Work to be completed —
Will you output all of the data below exactly, omitting the images?

Task data —
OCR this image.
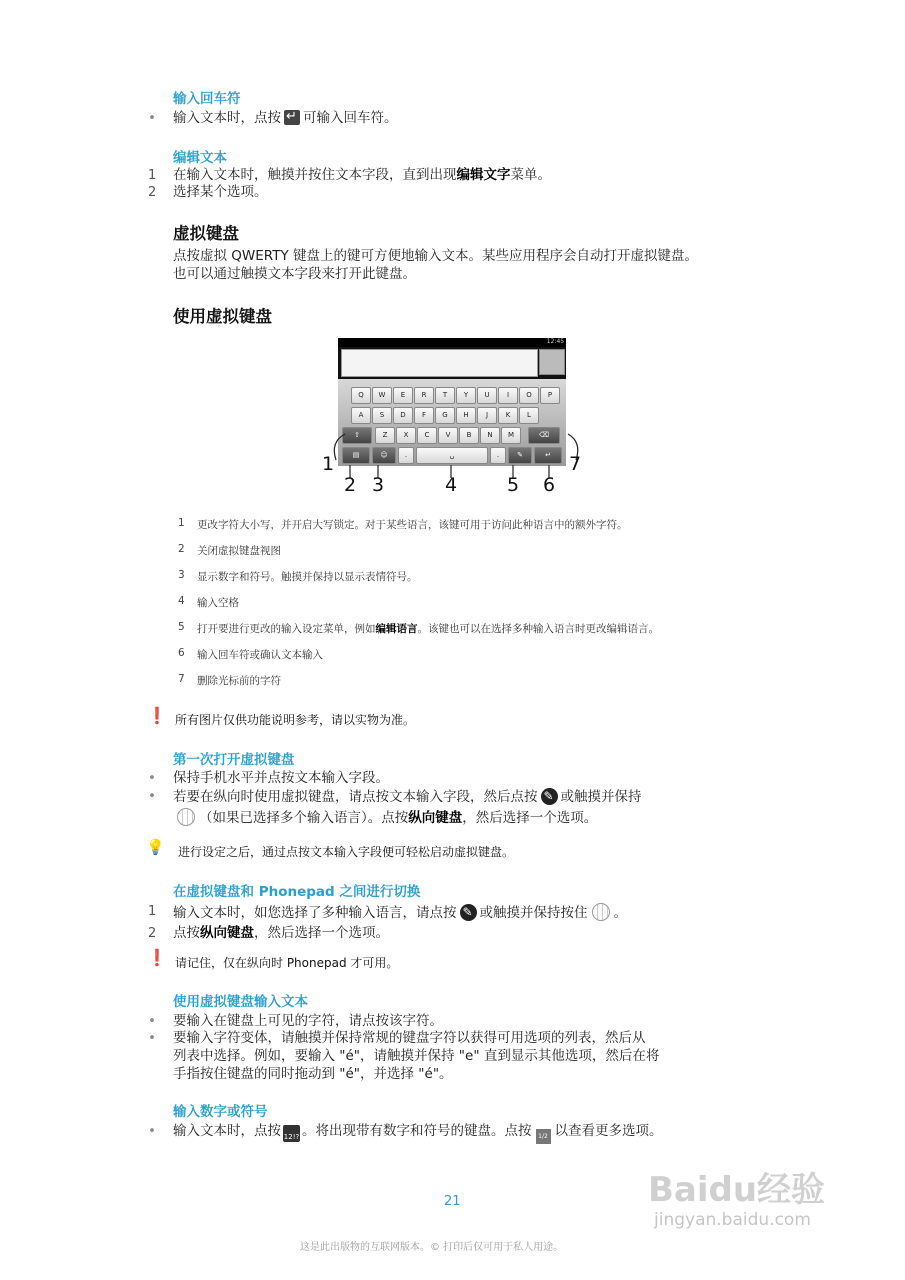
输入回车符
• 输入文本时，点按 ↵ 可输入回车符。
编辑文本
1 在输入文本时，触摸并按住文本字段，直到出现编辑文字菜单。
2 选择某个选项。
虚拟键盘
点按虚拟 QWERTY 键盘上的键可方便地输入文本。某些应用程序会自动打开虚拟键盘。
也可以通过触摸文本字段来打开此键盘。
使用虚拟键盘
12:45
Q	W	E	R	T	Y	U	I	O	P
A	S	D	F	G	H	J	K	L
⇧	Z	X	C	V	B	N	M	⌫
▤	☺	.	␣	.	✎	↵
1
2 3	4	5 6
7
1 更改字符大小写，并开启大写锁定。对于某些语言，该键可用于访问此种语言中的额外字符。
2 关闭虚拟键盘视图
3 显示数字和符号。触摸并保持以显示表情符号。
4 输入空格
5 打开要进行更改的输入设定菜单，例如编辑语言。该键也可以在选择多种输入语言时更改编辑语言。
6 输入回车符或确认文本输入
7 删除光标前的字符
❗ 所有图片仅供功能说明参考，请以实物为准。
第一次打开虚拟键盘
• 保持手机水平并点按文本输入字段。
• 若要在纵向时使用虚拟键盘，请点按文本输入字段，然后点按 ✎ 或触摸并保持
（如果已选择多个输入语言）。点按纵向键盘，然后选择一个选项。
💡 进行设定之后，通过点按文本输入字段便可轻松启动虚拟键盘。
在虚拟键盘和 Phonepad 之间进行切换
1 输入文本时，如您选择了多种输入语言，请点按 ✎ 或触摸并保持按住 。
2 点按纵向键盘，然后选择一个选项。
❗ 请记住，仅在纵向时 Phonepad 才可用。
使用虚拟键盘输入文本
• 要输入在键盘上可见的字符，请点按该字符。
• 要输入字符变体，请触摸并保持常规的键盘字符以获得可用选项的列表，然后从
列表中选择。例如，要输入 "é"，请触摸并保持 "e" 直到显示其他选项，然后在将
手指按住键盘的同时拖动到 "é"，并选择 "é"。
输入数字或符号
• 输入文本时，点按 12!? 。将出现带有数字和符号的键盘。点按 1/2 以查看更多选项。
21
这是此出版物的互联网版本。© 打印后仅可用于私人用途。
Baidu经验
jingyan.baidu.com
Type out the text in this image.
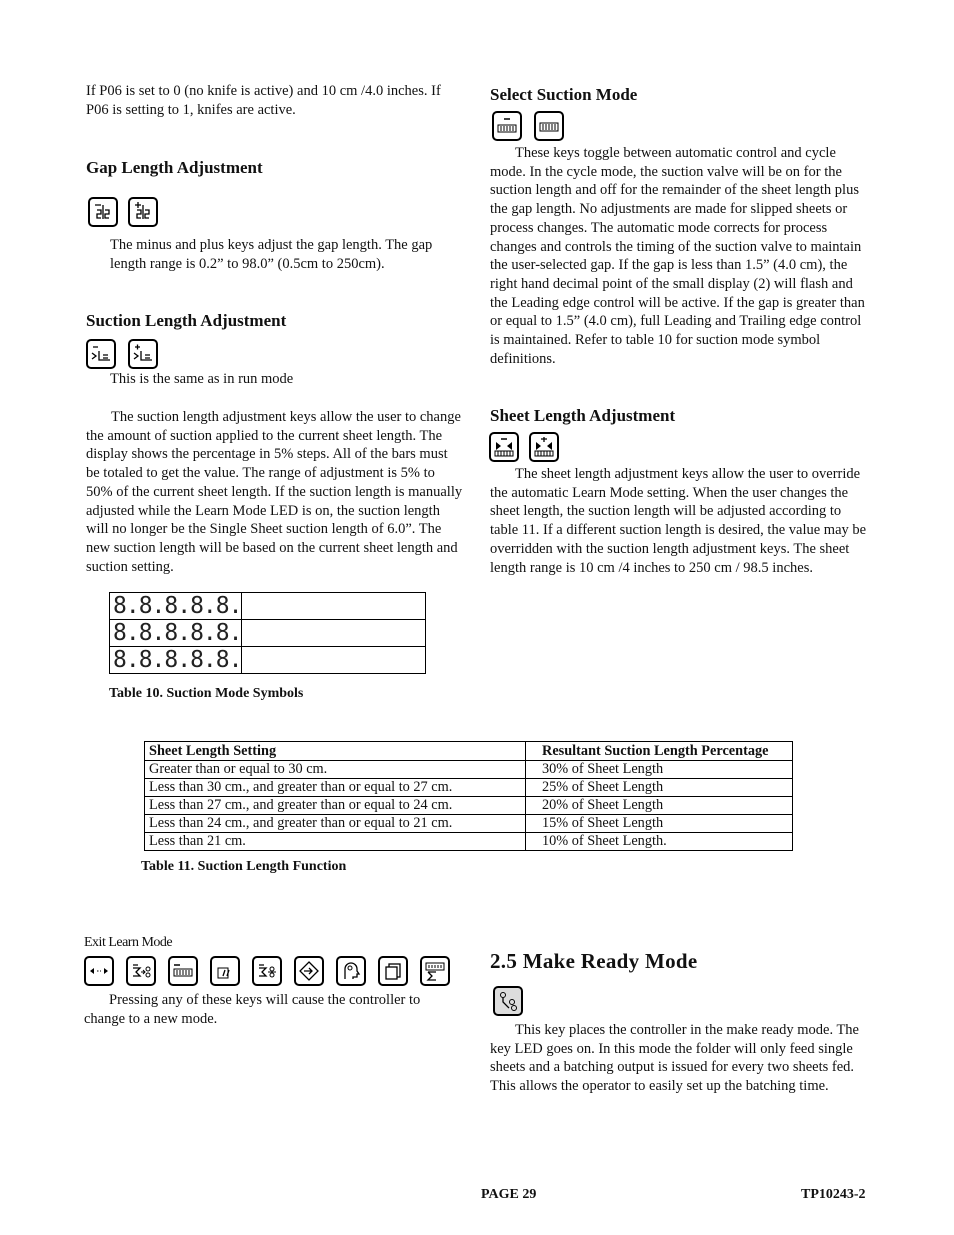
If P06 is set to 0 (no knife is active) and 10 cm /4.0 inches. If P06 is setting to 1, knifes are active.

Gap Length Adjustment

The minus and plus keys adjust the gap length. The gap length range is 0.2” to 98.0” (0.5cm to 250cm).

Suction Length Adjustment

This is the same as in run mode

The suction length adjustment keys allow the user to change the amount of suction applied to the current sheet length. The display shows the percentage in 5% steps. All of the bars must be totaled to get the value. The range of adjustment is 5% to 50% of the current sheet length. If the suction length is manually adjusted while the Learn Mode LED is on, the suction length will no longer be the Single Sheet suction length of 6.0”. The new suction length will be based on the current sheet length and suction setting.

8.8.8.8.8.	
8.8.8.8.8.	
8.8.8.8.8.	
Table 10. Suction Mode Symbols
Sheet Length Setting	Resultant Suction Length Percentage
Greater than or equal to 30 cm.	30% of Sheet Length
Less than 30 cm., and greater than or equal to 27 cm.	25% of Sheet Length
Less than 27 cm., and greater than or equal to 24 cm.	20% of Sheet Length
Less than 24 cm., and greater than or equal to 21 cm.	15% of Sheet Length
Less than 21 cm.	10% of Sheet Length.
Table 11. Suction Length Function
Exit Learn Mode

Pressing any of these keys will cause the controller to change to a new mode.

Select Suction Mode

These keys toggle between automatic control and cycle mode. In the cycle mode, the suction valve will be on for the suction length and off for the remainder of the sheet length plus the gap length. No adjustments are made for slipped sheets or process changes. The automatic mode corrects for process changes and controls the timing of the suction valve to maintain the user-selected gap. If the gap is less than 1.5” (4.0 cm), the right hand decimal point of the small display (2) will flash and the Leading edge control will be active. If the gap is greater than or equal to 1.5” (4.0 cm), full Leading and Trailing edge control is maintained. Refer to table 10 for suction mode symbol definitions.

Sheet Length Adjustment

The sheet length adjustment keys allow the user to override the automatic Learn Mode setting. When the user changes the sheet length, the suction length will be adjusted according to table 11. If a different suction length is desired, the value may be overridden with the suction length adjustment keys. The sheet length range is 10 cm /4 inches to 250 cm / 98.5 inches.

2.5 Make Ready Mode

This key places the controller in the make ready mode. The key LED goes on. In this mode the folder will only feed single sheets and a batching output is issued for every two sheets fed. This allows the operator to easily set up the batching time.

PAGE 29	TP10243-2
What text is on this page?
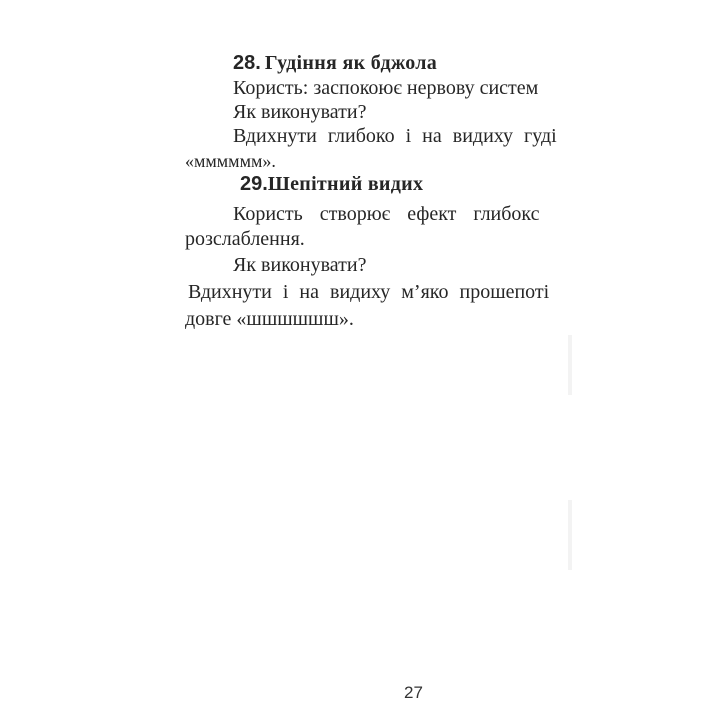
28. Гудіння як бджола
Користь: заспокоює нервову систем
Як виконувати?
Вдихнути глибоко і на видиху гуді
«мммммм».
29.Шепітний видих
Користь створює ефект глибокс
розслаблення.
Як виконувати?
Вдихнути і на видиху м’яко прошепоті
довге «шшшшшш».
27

Exercise answer —
OCR this image.
输入回车符
• 输入文本时，点按 ↵ 可输入回车符。
编辑文本
1 在输入文本时，触摸并按住文本字段，直到出现编辑文字菜单。
2 选择某个选项。
虚拟键盘
点按虚拟 QWERTY 键盘上的键可方便地输入文本。某些应用程序会自动打开虚拟键盘。
也可以通过触摸文本字段来打开此键盘。
使用虚拟键盘
12:45
Q	W	E	R	T	Y	U	I	O	P
A	S	D	F	G	H	J	K	L
⇧	Z	X	C	V	B	N	M	⌫
▤	☺	.	␣	.	✎	↵
1
2 3	4	5 6
7
1 更改字符大小写，并开启大写锁定。对于某些语言，该键可用于访问此种语言中的额外字符。
2 关闭虚拟键盘视图
3 显示数字和符号。触摸并保持以显示表情符号。
4 输入空格
5 打开要进行更改的输入设定菜单，例如编辑语言。该键也可以在选择多种输入语言时更改编辑语言。
6 输入回车符或确认文本输入
7 删除光标前的字符
❗ 所有图片仅供功能说明参考，请以实物为准。
第一次打开虚拟键盘
• 保持手机水平并点按文本输入字段。
• 若要在纵向时使用虚拟键盘，请点按文本输入字段，然后点按 ✎ 或触摸并保持
（如果已选择多个输入语言）。点按纵向键盘，然后选择一个选项。
💡 进行设定之后，通过点按文本输入字段便可轻松启动虚拟键盘。
在虚拟键盘和 Phonepad 之间进行切换
1 输入文本时，如您选择了多种输入语言，请点按 ✎ 或触摸并保持按住 。
2 点按纵向键盘，然后选择一个选项。
❗ 请记住，仅在纵向时 Phonepad 才可用。
使用虚拟键盘输入文本
• 要输入在键盘上可见的字符，请点按该字符。
• 要输入字符变体，请触摸并保持常规的键盘字符以获得可用选项的列表，然后从
列表中选择。例如，要输入 "é"，请触摸并保持 "e" 直到显示其他选项，然后在将
手指按住键盘的同时拖动到 "é"，并选择 "é"。
输入数字或符号
• 输入文本时，点按 12!? 。将出现带有数字和符号的键盘。点按 1/2 以查看更多选项。
21
这是此出版物的互联网版本。© 打印后仅可用于私人用途。
Baidu经验
jingyan.baidu.com
Type out the text in this image.
If P06 is set to 0 (no knife is active) and 10 cm /4.0 inches. If P06 is setting to 1, knifes are active.

Gap Length Adjustment

The minus and plus keys adjust the gap length. The gap length range is 0.2” to 98.0” (0.5cm to 250cm).

Suction Length Adjustment

This is the same as in run mode

The suction length adjustment keys allow the user to change the amount of suction applied to the current sheet length. The display shows the percentage in 5% steps. All of the bars must be totaled to get the value. The range of adjustment is 5% to 50% of the current sheet length. If the suction length is manually adjusted while the Learn Mode LED is on, the suction length will no longer be the Single Sheet suction length of 6.0”. The new suction length will be based on the current sheet length and suction setting.

8.8.8.8.8.	
8.8.8.8.8.	
8.8.8.8.8.	
Table 10. Suction Mode Symbols
Sheet Length Setting	Resultant Suction Length Percentage
Greater than or equal to 30 cm.	30% of Sheet Length
Less than 30 cm., and greater than or equal to 27 cm.	25% of Sheet Length
Less than 27 cm., and greater than or equal to 24 cm.	20% of Sheet Length
Less than 24 cm., and greater than or equal to 21 cm.	15% of Sheet Length
Less than 21 cm.	10% of Sheet Length.
Table 11. Suction Length Function
Exit Learn Mode

Pressing any of these keys will cause the controller to change to a new mode.

Select Suction Mode

These keys toggle between automatic control and cycle mode. In the cycle mode, the suction valve will be on for the suction length and off for the remainder of the sheet length plus the gap length. No adjustments are made for slipped sheets or process changes. The automatic mode corrects for process changes and controls the timing of the suction valve to maintain the user-selected gap. If the gap is less than 1.5” (4.0 cm), the right hand decimal point of the small display (2) will flash and the Leading edge control will be active. If the gap is greater than or equal to 1.5” (4.0 cm), full Leading and Trailing edge control is maintained. Refer to table 10 for suction mode symbol definitions.

Sheet Length Adjustment

The sheet length adjustment keys allow the user to override the automatic Learn Mode setting. When the user changes the sheet length, the suction length will be adjusted according to table 11. If a different suction length is desired, the value may be overridden with the suction length adjustment keys. The sheet length range is 10 cm /4 inches to 250 cm / 98.5 inches.

2.5 Make Ready Mode

This key places the controller in the make ready mode. The key LED goes on. In this mode the folder will only feed single sheets and a batching output is issued for every two sheets fed. This allows the operator to easily set up the batching time.

PAGE 29	TP10243-2
What text is on this page?
28. Гудіння як бджола
Користь: заспокоює нервову систем
Як виконувати?
Вдихнути глибоко і на видиху гуді
«мммммм».
29.Шепітний видих
Користь створює ефект глибокс
розслаблення.
Як виконувати?
Вдихнути і на видиху м’яко прошепоті
довге «шшшшшш».
27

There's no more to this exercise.